Dataset entries:
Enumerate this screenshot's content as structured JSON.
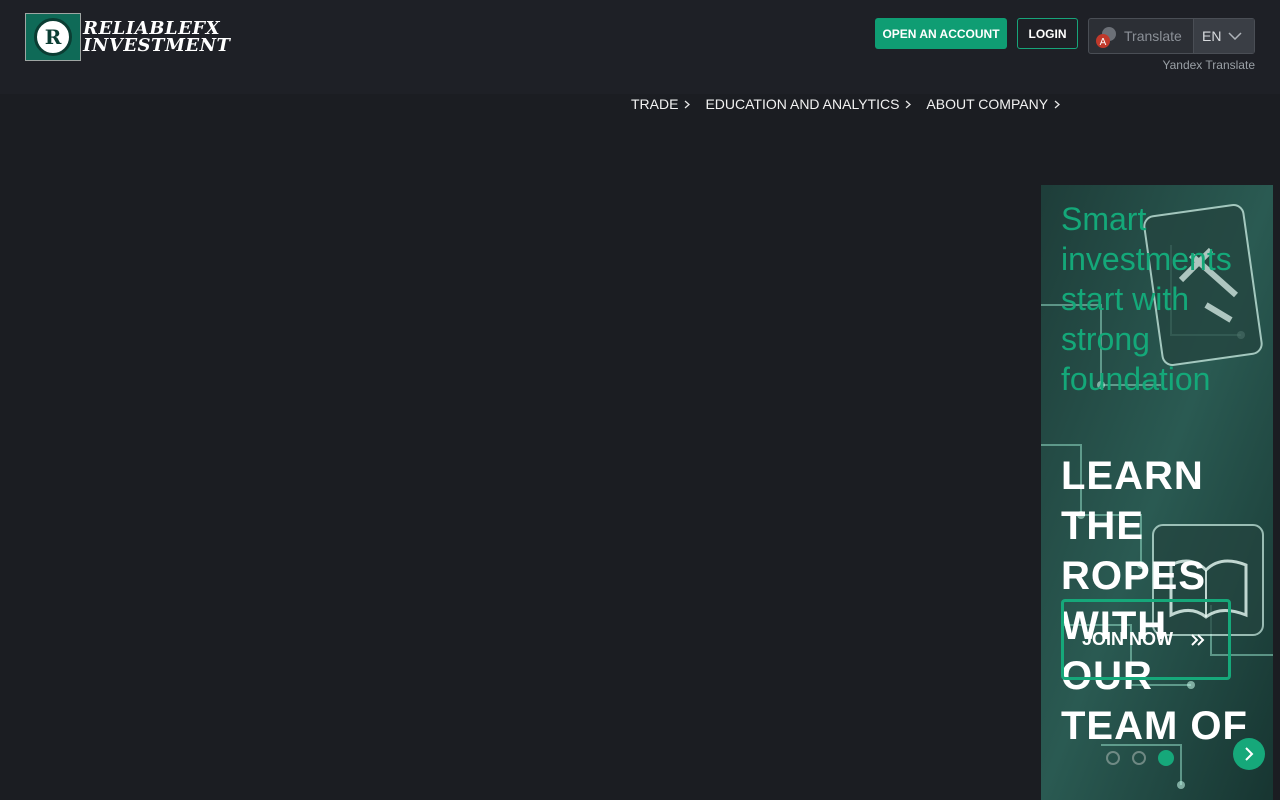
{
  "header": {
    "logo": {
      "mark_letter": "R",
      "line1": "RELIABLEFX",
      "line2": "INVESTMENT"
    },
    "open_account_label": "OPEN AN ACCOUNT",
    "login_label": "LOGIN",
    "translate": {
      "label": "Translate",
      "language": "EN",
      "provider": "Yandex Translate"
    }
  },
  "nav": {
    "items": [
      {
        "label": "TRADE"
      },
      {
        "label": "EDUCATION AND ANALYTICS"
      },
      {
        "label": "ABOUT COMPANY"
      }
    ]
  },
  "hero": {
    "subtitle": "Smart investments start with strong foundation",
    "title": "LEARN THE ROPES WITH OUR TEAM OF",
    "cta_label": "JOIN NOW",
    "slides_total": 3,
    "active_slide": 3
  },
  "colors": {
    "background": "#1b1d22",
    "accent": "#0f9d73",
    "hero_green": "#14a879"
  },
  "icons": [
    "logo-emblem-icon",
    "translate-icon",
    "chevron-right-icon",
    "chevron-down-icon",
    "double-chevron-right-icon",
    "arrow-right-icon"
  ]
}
--
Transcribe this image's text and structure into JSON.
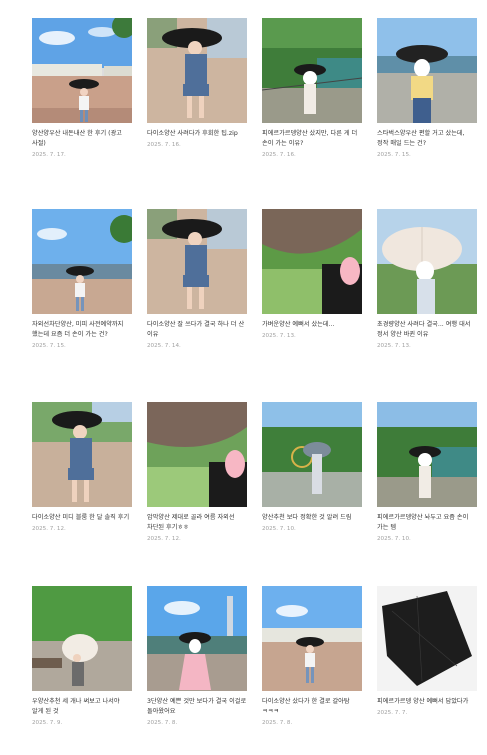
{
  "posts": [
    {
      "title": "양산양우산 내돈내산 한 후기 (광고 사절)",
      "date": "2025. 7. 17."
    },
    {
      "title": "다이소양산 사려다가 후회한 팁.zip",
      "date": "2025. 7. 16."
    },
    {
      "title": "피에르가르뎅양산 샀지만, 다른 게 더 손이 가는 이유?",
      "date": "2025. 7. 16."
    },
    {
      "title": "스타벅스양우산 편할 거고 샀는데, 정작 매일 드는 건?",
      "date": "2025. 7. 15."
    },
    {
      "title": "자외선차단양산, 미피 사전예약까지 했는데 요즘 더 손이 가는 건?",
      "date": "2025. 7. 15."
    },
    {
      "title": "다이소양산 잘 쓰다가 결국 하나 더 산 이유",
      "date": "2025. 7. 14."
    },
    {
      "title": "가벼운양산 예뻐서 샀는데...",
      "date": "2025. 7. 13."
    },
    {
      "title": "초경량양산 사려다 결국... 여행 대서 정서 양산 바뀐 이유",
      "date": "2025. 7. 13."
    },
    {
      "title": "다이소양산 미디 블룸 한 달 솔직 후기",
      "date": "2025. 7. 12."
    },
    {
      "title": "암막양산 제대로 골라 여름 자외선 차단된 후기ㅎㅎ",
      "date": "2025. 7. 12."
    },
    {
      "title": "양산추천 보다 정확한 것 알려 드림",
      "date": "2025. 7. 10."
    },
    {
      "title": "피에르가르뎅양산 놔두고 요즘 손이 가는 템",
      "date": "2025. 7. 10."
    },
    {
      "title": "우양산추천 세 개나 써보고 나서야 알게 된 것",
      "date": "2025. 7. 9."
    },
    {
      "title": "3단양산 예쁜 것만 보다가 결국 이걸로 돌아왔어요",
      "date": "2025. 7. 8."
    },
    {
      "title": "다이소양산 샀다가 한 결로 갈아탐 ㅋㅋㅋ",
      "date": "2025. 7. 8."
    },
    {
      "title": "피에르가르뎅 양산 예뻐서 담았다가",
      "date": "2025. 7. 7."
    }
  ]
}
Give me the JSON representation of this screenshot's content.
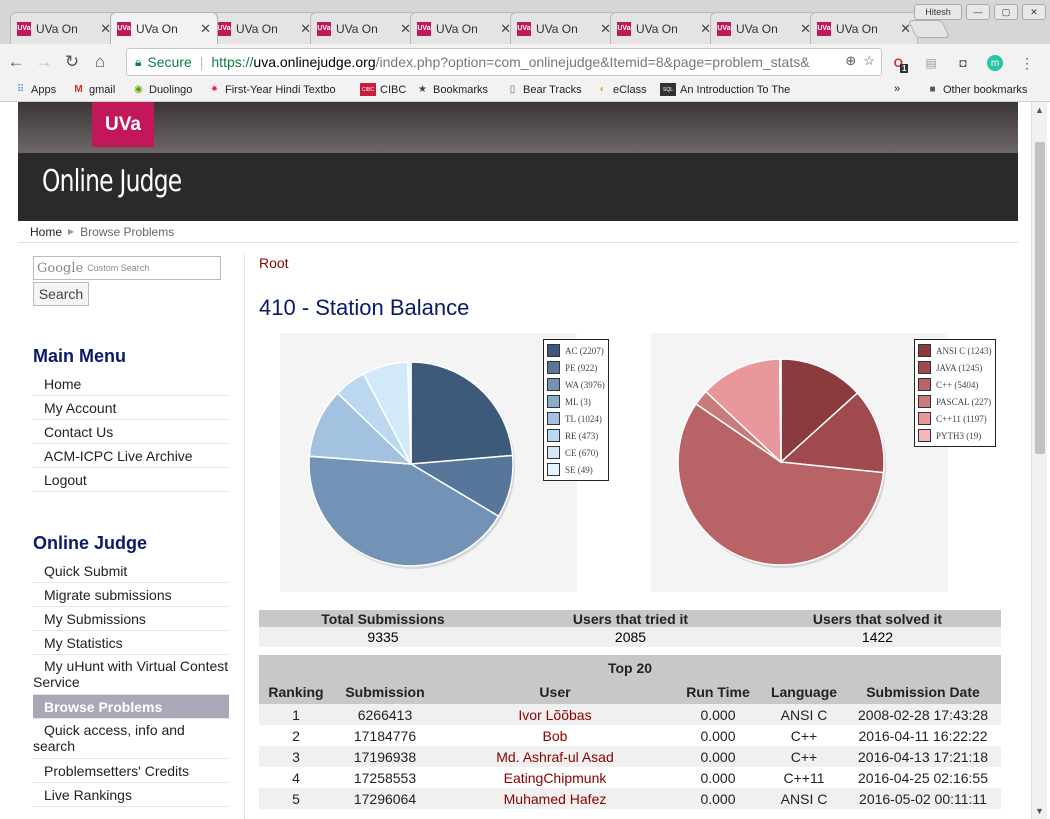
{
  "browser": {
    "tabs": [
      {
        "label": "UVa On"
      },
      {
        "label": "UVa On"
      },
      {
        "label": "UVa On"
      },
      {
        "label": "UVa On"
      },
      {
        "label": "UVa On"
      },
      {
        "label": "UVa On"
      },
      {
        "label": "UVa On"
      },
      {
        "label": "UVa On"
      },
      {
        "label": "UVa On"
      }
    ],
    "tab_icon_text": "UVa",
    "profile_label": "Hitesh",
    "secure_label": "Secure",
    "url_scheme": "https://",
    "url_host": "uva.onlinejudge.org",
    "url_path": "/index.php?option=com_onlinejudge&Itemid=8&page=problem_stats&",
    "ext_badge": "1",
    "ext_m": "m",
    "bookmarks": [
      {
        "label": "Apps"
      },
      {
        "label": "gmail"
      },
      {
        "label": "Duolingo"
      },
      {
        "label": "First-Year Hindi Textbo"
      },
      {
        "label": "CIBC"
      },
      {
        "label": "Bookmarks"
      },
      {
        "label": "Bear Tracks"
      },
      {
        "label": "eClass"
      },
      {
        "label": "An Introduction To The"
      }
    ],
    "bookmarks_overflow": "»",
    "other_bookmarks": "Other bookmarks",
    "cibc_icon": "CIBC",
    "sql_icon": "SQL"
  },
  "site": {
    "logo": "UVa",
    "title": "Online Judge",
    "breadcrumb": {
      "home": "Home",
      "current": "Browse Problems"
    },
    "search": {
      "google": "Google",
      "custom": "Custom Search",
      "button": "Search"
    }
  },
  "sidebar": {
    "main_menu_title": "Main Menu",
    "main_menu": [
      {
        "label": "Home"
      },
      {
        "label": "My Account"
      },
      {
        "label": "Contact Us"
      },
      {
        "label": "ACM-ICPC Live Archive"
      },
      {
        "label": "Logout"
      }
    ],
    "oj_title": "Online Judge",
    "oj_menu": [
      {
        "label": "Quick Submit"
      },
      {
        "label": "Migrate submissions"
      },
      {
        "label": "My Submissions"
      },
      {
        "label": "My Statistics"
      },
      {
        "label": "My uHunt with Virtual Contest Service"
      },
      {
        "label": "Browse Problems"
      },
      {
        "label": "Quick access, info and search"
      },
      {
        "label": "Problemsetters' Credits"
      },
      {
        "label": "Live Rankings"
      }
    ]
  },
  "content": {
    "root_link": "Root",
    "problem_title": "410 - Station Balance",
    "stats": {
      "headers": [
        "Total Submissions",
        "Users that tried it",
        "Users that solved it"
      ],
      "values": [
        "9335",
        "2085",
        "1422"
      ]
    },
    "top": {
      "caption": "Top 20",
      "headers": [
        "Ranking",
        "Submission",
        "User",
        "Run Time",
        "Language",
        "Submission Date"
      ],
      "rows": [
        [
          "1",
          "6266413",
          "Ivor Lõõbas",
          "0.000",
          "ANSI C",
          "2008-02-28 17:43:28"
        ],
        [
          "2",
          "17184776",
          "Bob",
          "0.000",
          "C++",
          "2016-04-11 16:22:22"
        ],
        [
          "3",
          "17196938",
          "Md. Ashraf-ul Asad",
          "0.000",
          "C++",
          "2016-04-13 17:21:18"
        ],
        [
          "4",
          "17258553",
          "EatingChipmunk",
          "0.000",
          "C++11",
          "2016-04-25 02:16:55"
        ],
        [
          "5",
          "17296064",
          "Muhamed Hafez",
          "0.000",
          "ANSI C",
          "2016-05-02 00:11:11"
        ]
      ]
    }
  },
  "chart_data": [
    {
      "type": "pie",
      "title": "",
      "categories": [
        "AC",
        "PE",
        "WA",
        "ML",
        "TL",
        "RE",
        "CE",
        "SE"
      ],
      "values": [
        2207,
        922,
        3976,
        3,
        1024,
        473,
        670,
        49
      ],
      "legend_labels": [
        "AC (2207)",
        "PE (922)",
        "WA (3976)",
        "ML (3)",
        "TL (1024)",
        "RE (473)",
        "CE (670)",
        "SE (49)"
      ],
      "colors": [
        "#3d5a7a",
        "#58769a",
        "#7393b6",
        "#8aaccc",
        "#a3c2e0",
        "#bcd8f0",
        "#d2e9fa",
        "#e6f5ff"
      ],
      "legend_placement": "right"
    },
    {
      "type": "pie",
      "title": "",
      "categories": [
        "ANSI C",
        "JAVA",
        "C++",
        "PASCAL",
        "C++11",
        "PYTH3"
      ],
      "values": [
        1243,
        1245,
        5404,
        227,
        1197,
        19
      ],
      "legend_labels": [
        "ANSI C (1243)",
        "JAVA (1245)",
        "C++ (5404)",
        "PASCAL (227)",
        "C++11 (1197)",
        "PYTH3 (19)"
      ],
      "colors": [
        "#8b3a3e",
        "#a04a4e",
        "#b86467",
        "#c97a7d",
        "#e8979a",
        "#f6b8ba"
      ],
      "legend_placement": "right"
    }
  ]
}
* * *
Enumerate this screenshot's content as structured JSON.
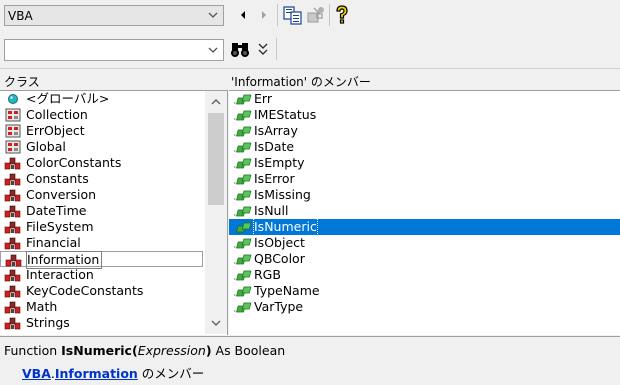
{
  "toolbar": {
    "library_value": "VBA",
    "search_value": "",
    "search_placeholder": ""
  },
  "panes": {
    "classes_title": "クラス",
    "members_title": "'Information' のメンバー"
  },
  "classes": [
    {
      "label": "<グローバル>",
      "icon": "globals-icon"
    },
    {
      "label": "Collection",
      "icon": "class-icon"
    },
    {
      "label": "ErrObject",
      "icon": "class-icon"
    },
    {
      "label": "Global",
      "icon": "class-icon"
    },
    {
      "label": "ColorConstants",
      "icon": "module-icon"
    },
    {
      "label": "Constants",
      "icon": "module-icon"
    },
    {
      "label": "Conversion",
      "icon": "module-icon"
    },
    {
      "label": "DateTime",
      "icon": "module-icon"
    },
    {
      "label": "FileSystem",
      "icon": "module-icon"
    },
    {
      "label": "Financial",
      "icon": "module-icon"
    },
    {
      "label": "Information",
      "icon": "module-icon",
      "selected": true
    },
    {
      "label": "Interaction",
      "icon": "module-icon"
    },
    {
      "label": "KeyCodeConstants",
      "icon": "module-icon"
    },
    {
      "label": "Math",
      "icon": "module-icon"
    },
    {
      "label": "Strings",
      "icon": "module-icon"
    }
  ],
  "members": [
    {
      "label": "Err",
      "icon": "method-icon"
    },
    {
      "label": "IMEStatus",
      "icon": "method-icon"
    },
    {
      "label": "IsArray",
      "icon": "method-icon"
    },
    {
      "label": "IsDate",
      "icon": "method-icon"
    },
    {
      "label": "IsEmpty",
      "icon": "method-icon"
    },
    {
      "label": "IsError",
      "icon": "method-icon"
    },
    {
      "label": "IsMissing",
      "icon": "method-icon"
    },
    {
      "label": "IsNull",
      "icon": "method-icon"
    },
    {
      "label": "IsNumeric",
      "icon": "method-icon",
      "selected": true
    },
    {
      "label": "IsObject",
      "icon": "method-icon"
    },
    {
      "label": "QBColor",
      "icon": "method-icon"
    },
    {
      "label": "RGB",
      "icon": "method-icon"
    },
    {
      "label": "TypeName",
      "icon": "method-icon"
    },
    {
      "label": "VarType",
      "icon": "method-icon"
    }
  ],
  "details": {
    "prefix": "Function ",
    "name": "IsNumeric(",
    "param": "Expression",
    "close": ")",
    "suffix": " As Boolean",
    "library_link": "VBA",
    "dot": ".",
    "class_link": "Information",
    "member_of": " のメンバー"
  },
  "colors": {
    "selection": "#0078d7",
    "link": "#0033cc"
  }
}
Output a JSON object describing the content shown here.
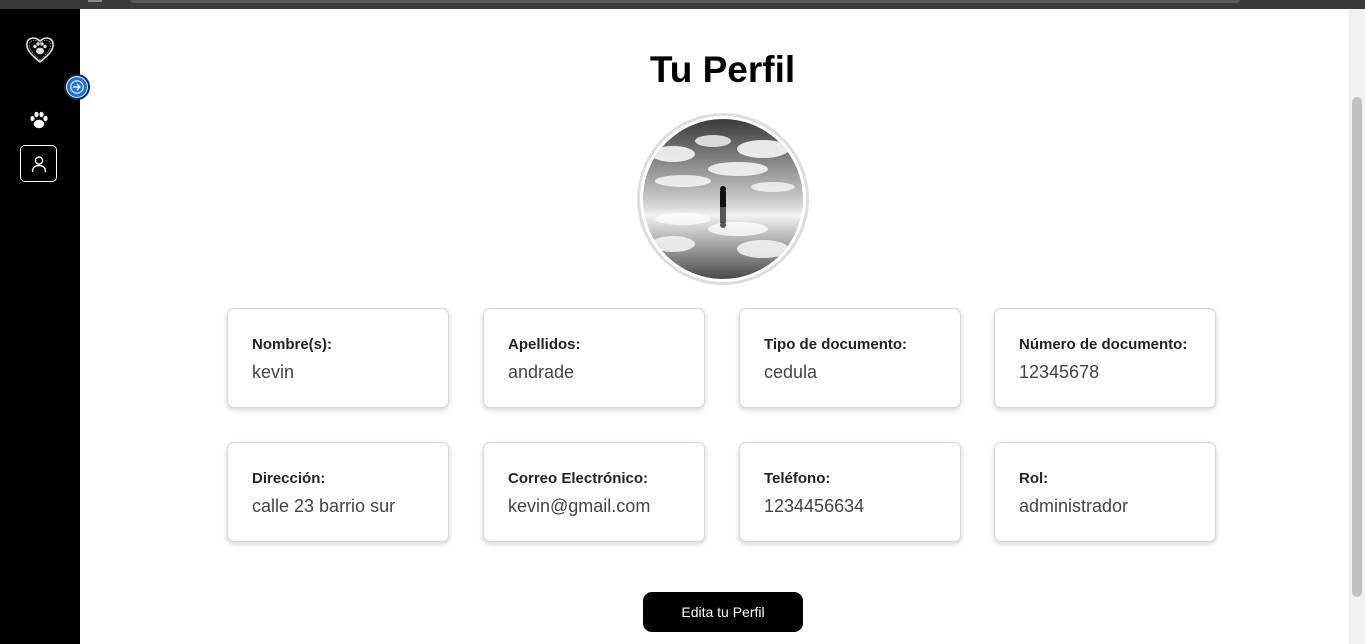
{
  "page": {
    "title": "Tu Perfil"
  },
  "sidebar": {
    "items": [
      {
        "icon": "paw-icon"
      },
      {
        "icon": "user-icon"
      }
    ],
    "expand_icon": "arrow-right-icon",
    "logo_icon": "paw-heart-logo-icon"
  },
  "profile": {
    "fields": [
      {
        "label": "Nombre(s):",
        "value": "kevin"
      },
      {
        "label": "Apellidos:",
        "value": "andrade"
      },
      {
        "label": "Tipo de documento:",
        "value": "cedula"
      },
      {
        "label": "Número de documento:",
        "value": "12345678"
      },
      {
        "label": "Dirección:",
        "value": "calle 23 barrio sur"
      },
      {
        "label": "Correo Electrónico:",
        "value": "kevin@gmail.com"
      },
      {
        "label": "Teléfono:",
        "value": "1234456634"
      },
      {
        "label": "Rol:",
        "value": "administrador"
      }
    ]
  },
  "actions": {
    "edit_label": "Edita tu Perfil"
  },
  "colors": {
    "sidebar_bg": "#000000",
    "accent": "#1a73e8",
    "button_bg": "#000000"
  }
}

Work to complete:
In the records, locate each line holding the string "JSON" and copy it.

Written response:
Enumerate this screenshot's content as structured JSON.
Transcribe this image's text and structure into JSON.
Give me the JSON representation of this screenshot's content.
Enumerate this screenshot's content as structured JSON.
Output a JSON object describing the content shown here.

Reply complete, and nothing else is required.